╭──

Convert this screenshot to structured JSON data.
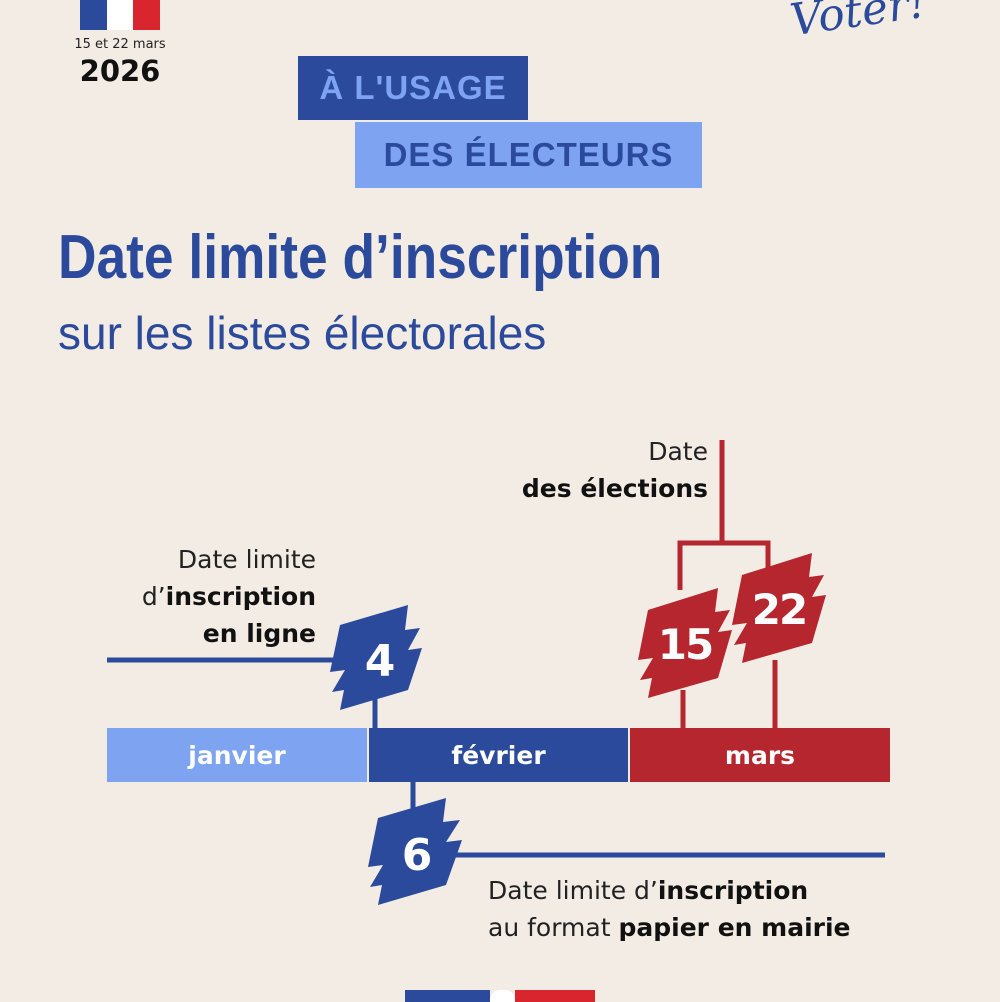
{
  "header": {
    "dates": "15 et 22 mars",
    "year": "2026",
    "logo_text": "À Voter!"
  },
  "badges": {
    "line1": "À L'USAGE",
    "line2": "DES ÉLECTEURS"
  },
  "title": "Date limite d’inscription",
  "subtitle": "sur les listes électorales",
  "timeline": {
    "months": [
      "janvier",
      "février",
      "mars"
    ],
    "online": {
      "day": "4",
      "l1": "Date limite",
      "l2a": "d’",
      "l2b": "inscription",
      "l3": "en ligne"
    },
    "paper": {
      "day": "6",
      "l1a": "Date limite d’",
      "l1b": "inscription",
      "l2a": "au format ",
      "l2b": "papier en mairie"
    },
    "elections": {
      "days": [
        "15",
        "22"
      ],
      "l1": "Date",
      "l2": "des élections"
    }
  },
  "colors": {
    "dark_blue": "#2b4a9c",
    "light_blue": "#7ea3f0",
    "red": "#b5262e",
    "background": "#f3ece5"
  }
}
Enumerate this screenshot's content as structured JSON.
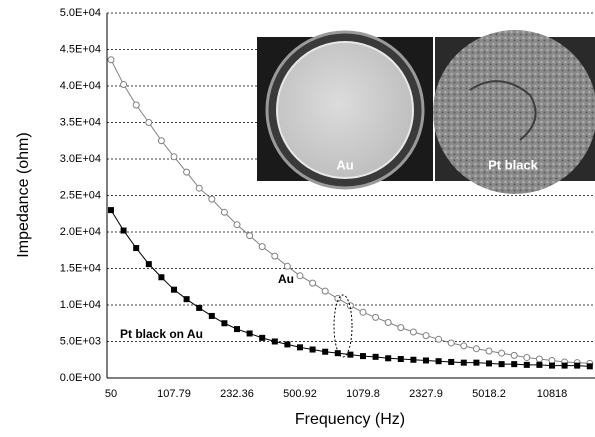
{
  "chart_data": {
    "type": "line",
    "x_label": "Frequency (Hz)",
    "y_label": "Impedance (ohm)",
    "categories": [
      "50",
      null,
      null,
      null,
      null,
      "107.79",
      null,
      null,
      null,
      null,
      "232.36",
      null,
      null,
      null,
      null,
      "500.92",
      null,
      null,
      null,
      null,
      "1079.8",
      null,
      null,
      null,
      null,
      "2327.9",
      null,
      null,
      null,
      null,
      "5018.2",
      null,
      null,
      null,
      null,
      "10818",
      null,
      null,
      null
    ],
    "series": [
      {
        "name": "Au",
        "color": "#808080",
        "marker": "circle",
        "values": [
          43600,
          40200,
          37400,
          35000,
          32500,
          30300,
          28200,
          26000,
          24500,
          22700,
          21000,
          19500,
          18000,
          16700,
          15300,
          14000,
          13000,
          11900,
          10900,
          9900,
          9000,
          8300,
          7600,
          6900,
          6300,
          5800,
          5300,
          4800,
          4400,
          4000,
          3700,
          3400,
          3100,
          2800,
          2600,
          2400,
          2200,
          2100,
          2000
        ]
      },
      {
        "name": "Pt black on Au",
        "color": "#000000",
        "marker": "square",
        "values": [
          23000,
          20200,
          17800,
          15600,
          13800,
          12100,
          10800,
          9600,
          8500,
          7500,
          6700,
          6100,
          5500,
          5000,
          4600,
          4200,
          3900,
          3600,
          3400,
          3200,
          3000,
          2900,
          2700,
          2600,
          2500,
          2400,
          2300,
          2200,
          2100,
          2100,
          2000,
          1900,
          1900,
          1800,
          1800,
          1700,
          1700,
          1700,
          1600
        ]
      }
    ],
    "ylim": [
      0,
      50000
    ],
    "yticks": [
      {
        "value": 0,
        "label": "0.0E+00"
      },
      {
        "value": 5000,
        "label": "5.0E+03"
      },
      {
        "value": 10000,
        "label": "1.0E+04"
      },
      {
        "value": 15000,
        "label": "1.5E+04"
      },
      {
        "value": 20000,
        "label": "2.0E+04"
      },
      {
        "value": 25000,
        "label": "2.5E+04"
      },
      {
        "value": 30000,
        "label": "3.0E+04"
      },
      {
        "value": 35000,
        "label": "3.5E+04"
      },
      {
        "value": 40000,
        "label": "4.0E+04"
      },
      {
        "value": 45000,
        "label": "4.5E+04"
      },
      {
        "value": 50000,
        "label": "5.0E+04"
      }
    ],
    "grid": true,
    "inset_labels": [
      "Au",
      "Pt black"
    ]
  }
}
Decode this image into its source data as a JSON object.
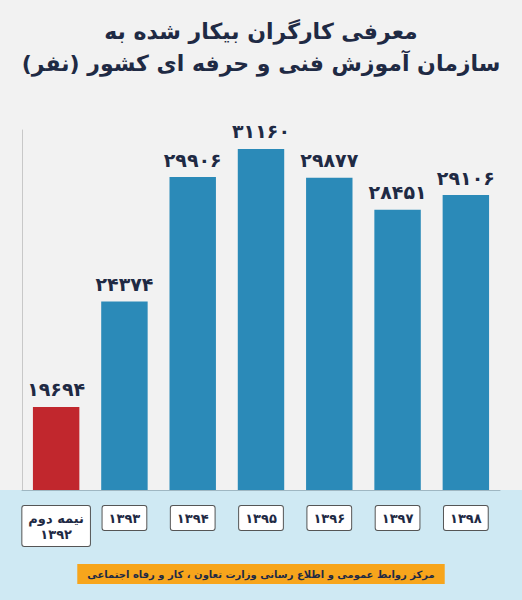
{
  "chart_data": {
    "type": "bar",
    "title": "معرفی کارگران بیکار شده به\nسازمان آموزش فنی و حرفه ای کشور (نفر)",
    "categories": [
      "نیمه دوم ۱۳۹۲",
      "۱۳۹۳",
      "۱۳۹۴",
      "۱۳۹۵",
      "۱۳۹۶",
      "۱۳۹۷",
      "۱۳۹۸"
    ],
    "values": [
      19694,
      24374,
      29906,
      31160,
      29877,
      28451,
      29106
    ],
    "value_labels": [
      "۱۹۶۹۴",
      "۲۴۳۷۴",
      "۲۹۹۰۶",
      "۳۱۱۶۰",
      "۲۹۸۷۷",
      "۲۸۴۵۱",
      "۲۹۱۰۶"
    ],
    "colors": [
      "#c1272d",
      "#2b8ab8",
      "#2b8ab8",
      "#2b8ab8",
      "#2b8ab8",
      "#2b8ab8",
      "#2b8ab8"
    ],
    "ylim": [
      16000,
      32000
    ],
    "data_labels": true,
    "tick_labels": "x",
    "grid": false,
    "source": "مرکز روابط عمومی و اطلاع رسانی وزارت تعاون ، کار و رفاه اجتماعی"
  }
}
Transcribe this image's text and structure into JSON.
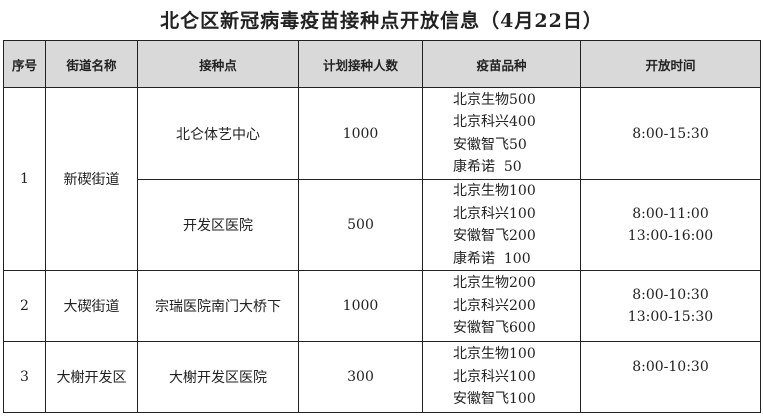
{
  "title": "北仑区新冠病毒疫苗接种点开放信息（4月22日）",
  "headers": [
    "序号",
    "街道名称",
    "接种点",
    "计划接种人数",
    "疫苗品种",
    "开放时间"
  ],
  "rows": [
    {
      "seq": "1",
      "street": "新碶街道",
      "site": "北仑体艺中心",
      "planned": "1000",
      "vaccines": [
        "北京生物500",
        "北京科兴400",
        "安徽智飞50",
        "康希诺  50"
      ],
      "hours": [
        "8:00-15:30"
      ]
    },
    {
      "site": "开发区医院",
      "planned": "500",
      "vaccines": [
        "北京生物100",
        "北京科兴100",
        "安徽智飞200",
        "康希诺  100"
      ],
      "hours": [
        "8:00-11:00",
        "13:00-16:00"
      ]
    },
    {
      "seq": "2",
      "street": "大碶街道",
      "site": "宗瑞医院南门大桥下",
      "planned": "1000",
      "vaccines": [
        "北京生物200",
        "北京科兴200",
        "安徽智飞600"
      ],
      "hours": [
        "8:00-10:30",
        "13:00-15:30"
      ]
    },
    {
      "seq": "3",
      "street": "大榭开发区",
      "site": "大榭开发区医院",
      "planned": "300",
      "vaccines": [
        "北京生物100",
        "北京科兴100",
        "安徽智飞100"
      ],
      "hours": [
        "8:00-10:30"
      ]
    }
  ]
}
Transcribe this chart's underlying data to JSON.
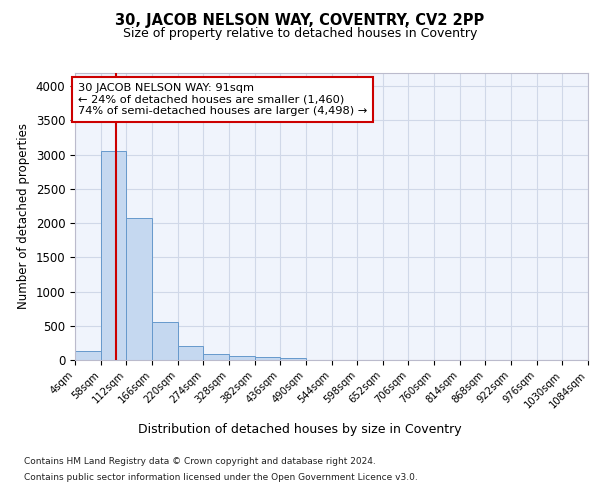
{
  "title1": "30, JACOB NELSON WAY, COVENTRY, CV2 2PP",
  "title2": "Size of property relative to detached houses in Coventry",
  "xlabel": "Distribution of detached houses by size in Coventry",
  "ylabel": "Number of detached properties",
  "footnote1": "Contains HM Land Registry data © Crown copyright and database right 2024.",
  "footnote2": "Contains public sector information licensed under the Open Government Licence v3.0.",
  "annotation_line1": "30 JACOB NELSON WAY: 91sqm",
  "annotation_line2": "← 24% of detached houses are smaller (1,460)",
  "annotation_line3": "74% of semi-detached houses are larger (4,498) →",
  "property_size": 91,
  "bar_edges": [
    4,
    58,
    112,
    166,
    220,
    274,
    328,
    382,
    436,
    490,
    544,
    598,
    652,
    706,
    760,
    814,
    868,
    922,
    976,
    1030,
    1084
  ],
  "bar_heights": [
    130,
    3060,
    2080,
    550,
    210,
    85,
    55,
    40,
    35,
    0,
    0,
    0,
    0,
    0,
    0,
    0,
    0,
    0,
    0,
    0
  ],
  "bar_color": "#c5d8f0",
  "bar_edge_color": "#6699cc",
  "red_line_color": "#cc0000",
  "box_edge_color": "#cc0000",
  "grid_color": "#d0d8e8",
  "background_color": "#f0f4fc",
  "ylim": [
    0,
    4200
  ],
  "yticks": [
    0,
    500,
    1000,
    1500,
    2000,
    2500,
    3000,
    3500,
    4000
  ]
}
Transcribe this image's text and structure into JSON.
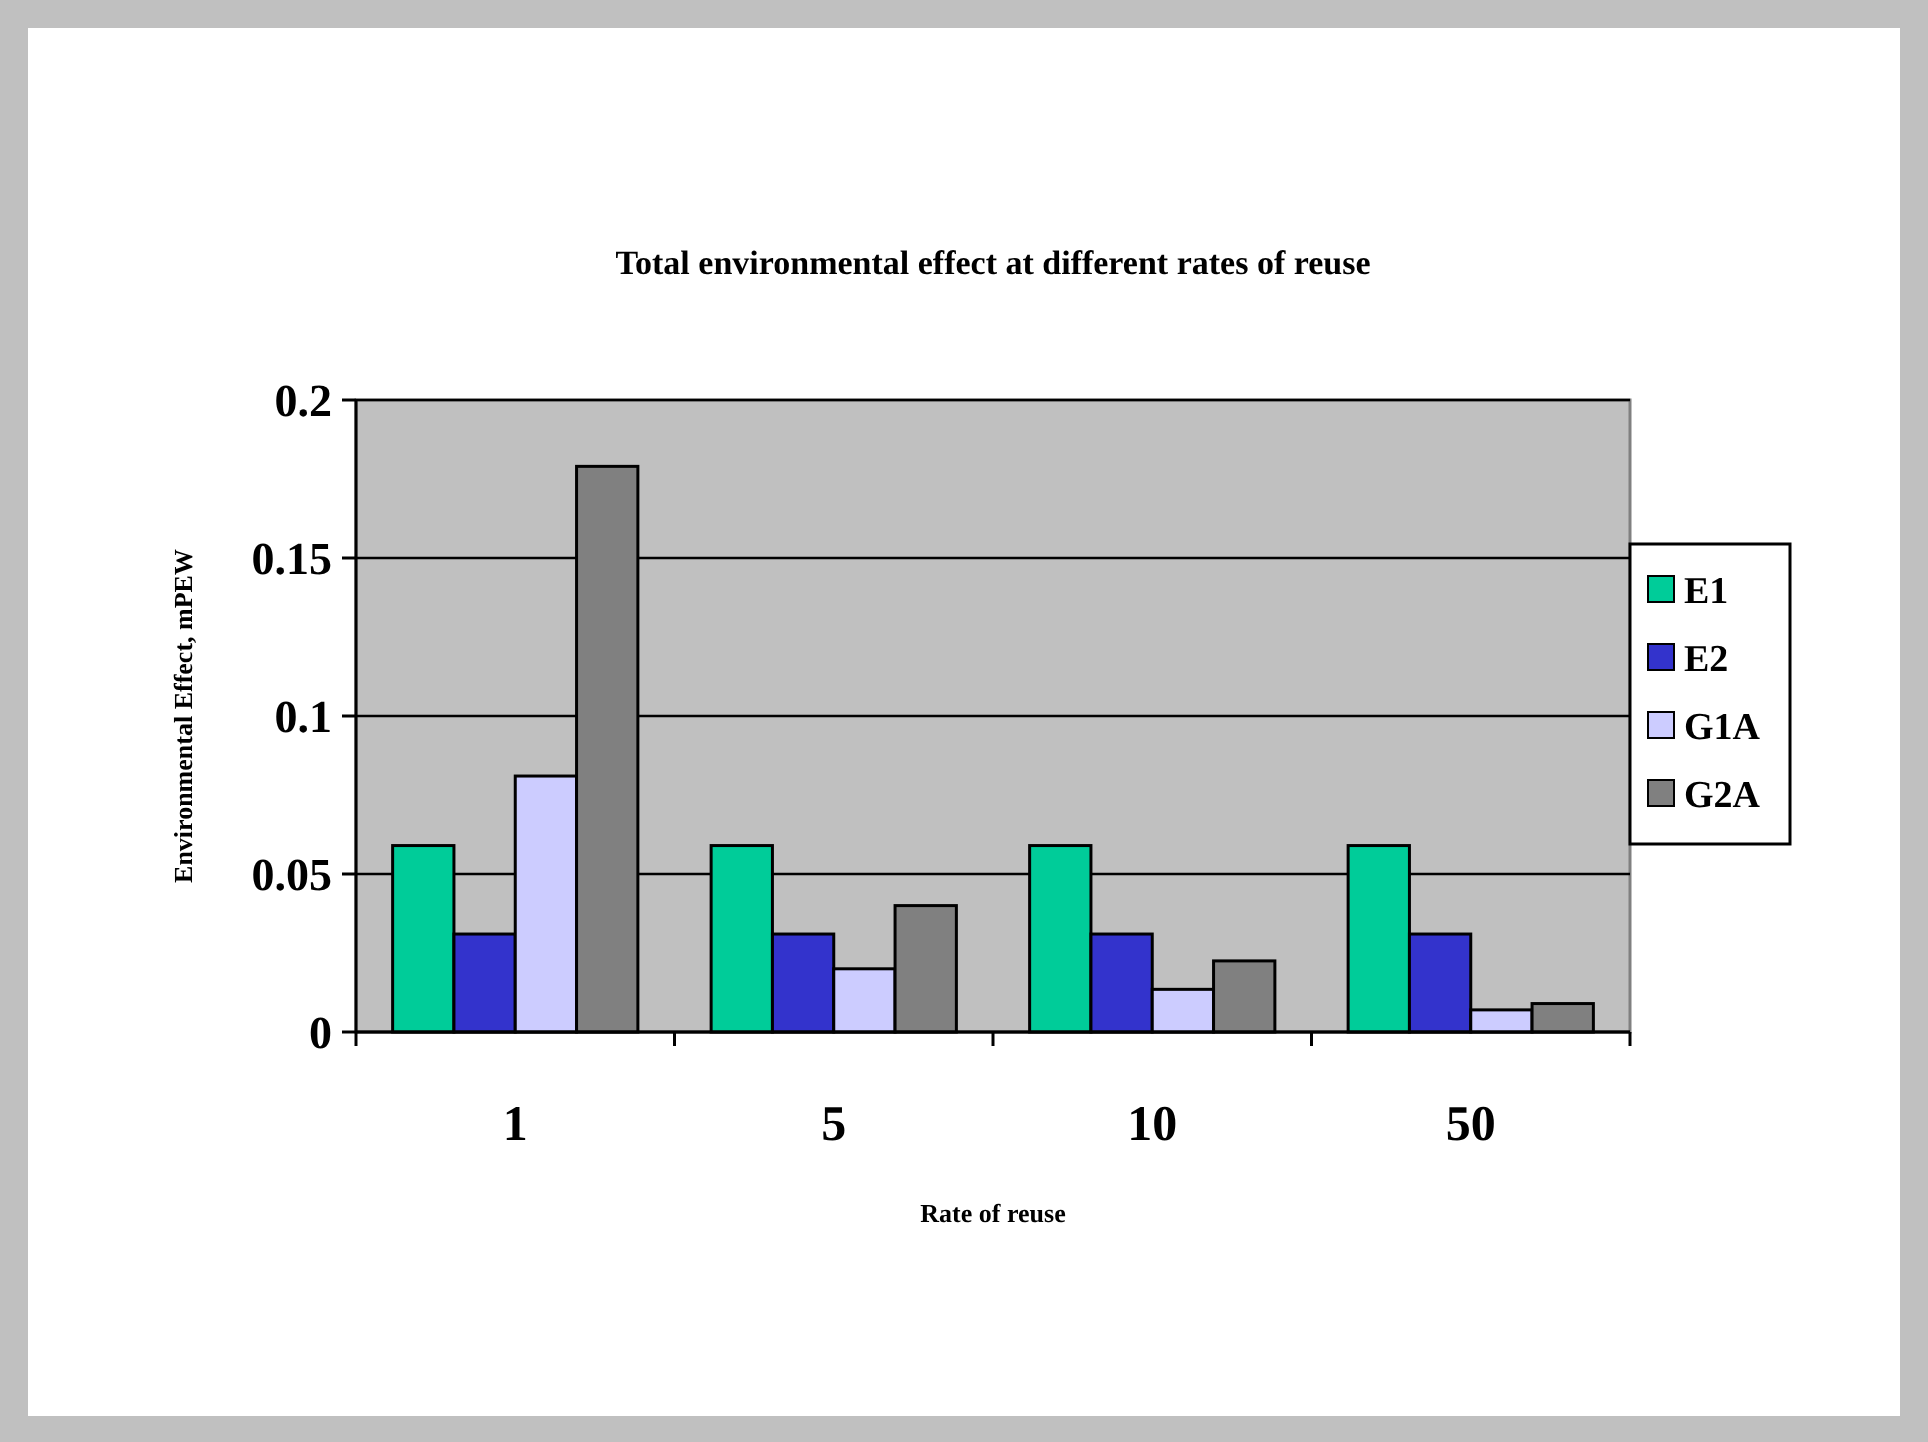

╰──

Give all the entries again exactly, dropping each picture.

» Response for this exercise
Convert this screenshot to structured JSON data.
{
  "header": {
    "dates": "15 et 22 mars",
    "year": "2026",
    "logo_text": "À Voter!"
  },
  "badges": {
    "line1": "À L'USAGE",
    "line2": "DES ÉLECTEURS"
  },
  "title": "Date limite d’inscription",
  "subtitle": "sur les listes électorales",
  "timeline": {
    "months": [
      "janvier",
      "février",
      "mars"
    ],
    "online": {
      "day": "4",
      "l1": "Date limite",
      "l2a": "d’",
      "l2b": "inscription",
      "l3": "en ligne"
    },
    "paper": {
      "day": "6",
      "l1a": "Date limite d’",
      "l1b": "inscription",
      "l2a": "au format ",
      "l2b": "papier en mairie"
    },
    "elections": {
      "days": [
        "15",
        "22"
      ],
      "l1": "Date",
      "l2": "des élections"
    }
  },
  "colors": {
    "dark_blue": "#2b4a9c",
    "light_blue": "#7ea3f0",
    "red": "#b5262e",
    "background": "#f3ece5"
  }
}
Enumerate this screenshot's content as structured JSON.
{
  "chart_data": {
    "type": "line",
    "x_label": "Frequency (Hz)",
    "y_label": "Impedance (ohm)",
    "categories": [
      "50",
      null,
      null,
      null,
      null,
      "107.79",
      null,
      null,
      null,
      null,
      "232.36",
      null,
      null,
      null,
      null,
      "500.92",
      null,
      null,
      null,
      null,
      "1079.8",
      null,
      null,
      null,
      null,
      "2327.9",
      null,
      null,
      null,
      null,
      "5018.2",
      null,
      null,
      null,
      null,
      "10818",
      null,
      null,
      null
    ],
    "series": [
      {
        "name": "Au",
        "color": "#808080",
        "marker": "circle",
        "values": [
          43600,
          40200,
          37400,
          35000,
          32500,
          30300,
          28200,
          26000,
          24500,
          22700,
          21000,
          19500,
          18000,
          16700,
          15300,
          14000,
          13000,
          11900,
          10900,
          9900,
          9000,
          8300,
          7600,
          6900,
          6300,
          5800,
          5300,
          4800,
          4400,
          4000,
          3700,
          3400,
          3100,
          2800,
          2600,
          2400,
          2200,
          2100,
          2000
        ]
      },
      {
        "name": "Pt black on Au",
        "color": "#000000",
        "marker": "square",
        "values": [
          23000,
          20200,
          17800,
          15600,
          13800,
          12100,
          10800,
          9600,
          8500,
          7500,
          6700,
          6100,
          5500,
          5000,
          4600,
          4200,
          3900,
          3600,
          3400,
          3200,
          3000,
          2900,
          2700,
          2600,
          2500,
          2400,
          2300,
          2200,
          2100,
          2100,
          2000,
          1900,
          1900,
          1800,
          1800,
          1700,
          1700,
          1700,
          1600
        ]
      }
    ],
    "ylim": [
      0,
      50000
    ],
    "yticks": [
      {
        "value": 0,
        "label": "0.0E+00"
      },
      {
        "value": 5000,
        "label": "5.0E+03"
      },
      {
        "value": 10000,
        "label": "1.0E+04"
      },
      {
        "value": 15000,
        "label": "1.5E+04"
      },
      {
        "value": 20000,
        "label": "2.0E+04"
      },
      {
        "value": 25000,
        "label": "2.5E+04"
      },
      {
        "value": 30000,
        "label": "3.0E+04"
      },
      {
        "value": 35000,
        "label": "3.5E+04"
      },
      {
        "value": 40000,
        "label": "4.0E+04"
      },
      {
        "value": 45000,
        "label": "4.5E+04"
      },
      {
        "value": 50000,
        "label": "5.0E+04"
      }
    ],
    "grid": true,
    "inset_labels": [
      "Au",
      "Pt black"
    ]
  }
}
Decode this image into its source data as a JSON object.
{
  "chart_data": {
    "type": "bar",
    "title": "معرفی کارگران بیکار شده به\nسازمان آموزش فنی و حرفه ای کشور (نفر)",
    "categories": [
      "نیمه دوم ۱۳۹۲",
      "۱۳۹۳",
      "۱۳۹۴",
      "۱۳۹۵",
      "۱۳۹۶",
      "۱۳۹۷",
      "۱۳۹۸"
    ],
    "values": [
      19694,
      24374,
      29906,
      31160,
      29877,
      28451,
      29106
    ],
    "value_labels": [
      "۱۹۶۹۴",
      "۲۴۳۷۴",
      "۲۹۹۰۶",
      "۳۱۱۶۰",
      "۲۹۸۷۷",
      "۲۸۴۵۱",
      "۲۹۱۰۶"
    ],
    "colors": [
      "#c1272d",
      "#2b8ab8",
      "#2b8ab8",
      "#2b8ab8",
      "#2b8ab8",
      "#2b8ab8",
      "#2b8ab8"
    ],
    "ylim": [
      16000,
      32000
    ],
    "data_labels": true,
    "tick_labels": "x",
    "grid": false,
    "source": "مرکز روابط عمومی و اطلاع رسانی وزارت تعاون ، کار و رفاه اجتماعی"
  }
}
Transcribe this image's text and structure into JSON.
{
  "title": "北仑区新冠病毒疫苗接种点开放信息（4月22日）",
  "headers": [
    "序号",
    "街道名称",
    "接种点",
    "计划接种人数",
    "疫苗品种",
    "开放时间"
  ],
  "rows": [
    {
      "seq": "1",
      "street": "新碶街道",
      "site": "北仑体艺中心",
      "planned": "1000",
      "vaccines": [
        "北京生物500",
        "北京科兴400",
        "安徽智飞50",
        "康希诺  50"
      ],
      "hours": [
        "8:00-15:30"
      ]
    },
    {
      "site": "开发区医院",
      "planned": "500",
      "vaccines": [
        "北京生物100",
        "北京科兴100",
        "安徽智飞200",
        "康希诺  100"
      ],
      "hours": [
        "8:00-11:00",
        "13:00-16:00"
      ]
    },
    {
      "seq": "2",
      "street": "大碶街道",
      "site": "宗瑞医院南门大桥下",
      "planned": "1000",
      "vaccines": [
        "北京生物200",
        "北京科兴200",
        "安徽智飞600"
      ],
      "hours": [
        "8:00-10:30",
        "13:00-15:30"
      ]
    },
    {
      "seq": "3",
      "street": "大榭开发区",
      "site": "大榭开发区医院",
      "planned": "300",
      "vaccines": [
        "北京生物100",
        "北京科兴100",
        "安徽智飞100"
      ],
      "hours": [
        "8:00-10:30"
      ]
    }
  ]
}
Transcribe this chart's underlying data to JSON.
{
  "title1": "30, JACOB NELSON WAY, COVENTRY, CV2 2PP",
  "title2": "Size of property relative to detached houses in Coventry",
  "xlabel": "Distribution of detached houses by size in Coventry",
  "ylabel": "Number of detached properties",
  "footnote1": "Contains HM Land Registry data © Crown copyright and database right 2024.",
  "footnote2": "Contains public sector information licensed under the Open Government Licence v3.0.",
  "annotation_line1": "30 JACOB NELSON WAY: 91sqm",
  "annotation_line2": "← 24% of detached houses are smaller (1,460)",
  "annotation_line3": "74% of semi-detached houses are larger (4,498) →",
  "property_size": 91,
  "bar_edges": [
    4,
    58,
    112,
    166,
    220,
    274,
    328,
    382,
    436,
    490,
    544,
    598,
    652,
    706,
    760,
    814,
    868,
    922,
    976,
    1030,
    1084
  ],
  "bar_heights": [
    130,
    3060,
    2080,
    550,
    210,
    85,
    55,
    40,
    35,
    0,
    0,
    0,
    0,
    0,
    0,
    0,
    0,
    0,
    0,
    0
  ],
  "bar_color": "#c5d8f0",
  "bar_edge_color": "#6699cc",
  "red_line_color": "#cc0000",
  "box_edge_color": "#cc0000",
  "grid_color": "#d0d8e8",
  "background_color": "#f0f4fc",
  "ylim": [
    0,
    4200
  ],
  "yticks": [
    0,
    500,
    1000,
    1500,
    2000,
    2500,
    3000,
    3500,
    4000
  ]
}
Transcribe this image's text and structure into JSON.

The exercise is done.